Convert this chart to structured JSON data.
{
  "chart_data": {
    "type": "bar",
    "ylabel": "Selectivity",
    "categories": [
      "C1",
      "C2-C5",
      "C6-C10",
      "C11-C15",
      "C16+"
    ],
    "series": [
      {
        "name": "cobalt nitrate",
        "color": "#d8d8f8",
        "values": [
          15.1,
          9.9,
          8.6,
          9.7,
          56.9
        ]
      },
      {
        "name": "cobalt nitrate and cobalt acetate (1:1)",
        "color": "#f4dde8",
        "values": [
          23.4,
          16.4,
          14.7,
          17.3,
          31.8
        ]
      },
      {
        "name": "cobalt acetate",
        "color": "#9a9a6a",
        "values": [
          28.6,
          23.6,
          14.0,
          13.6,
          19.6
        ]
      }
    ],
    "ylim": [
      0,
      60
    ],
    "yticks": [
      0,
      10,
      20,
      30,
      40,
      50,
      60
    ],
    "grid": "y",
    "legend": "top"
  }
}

------------------------------------------------

## SET EXERCISE
Only the number is wanted: how many lines in the data include the word "acetate"?

## RESULT BELOW
2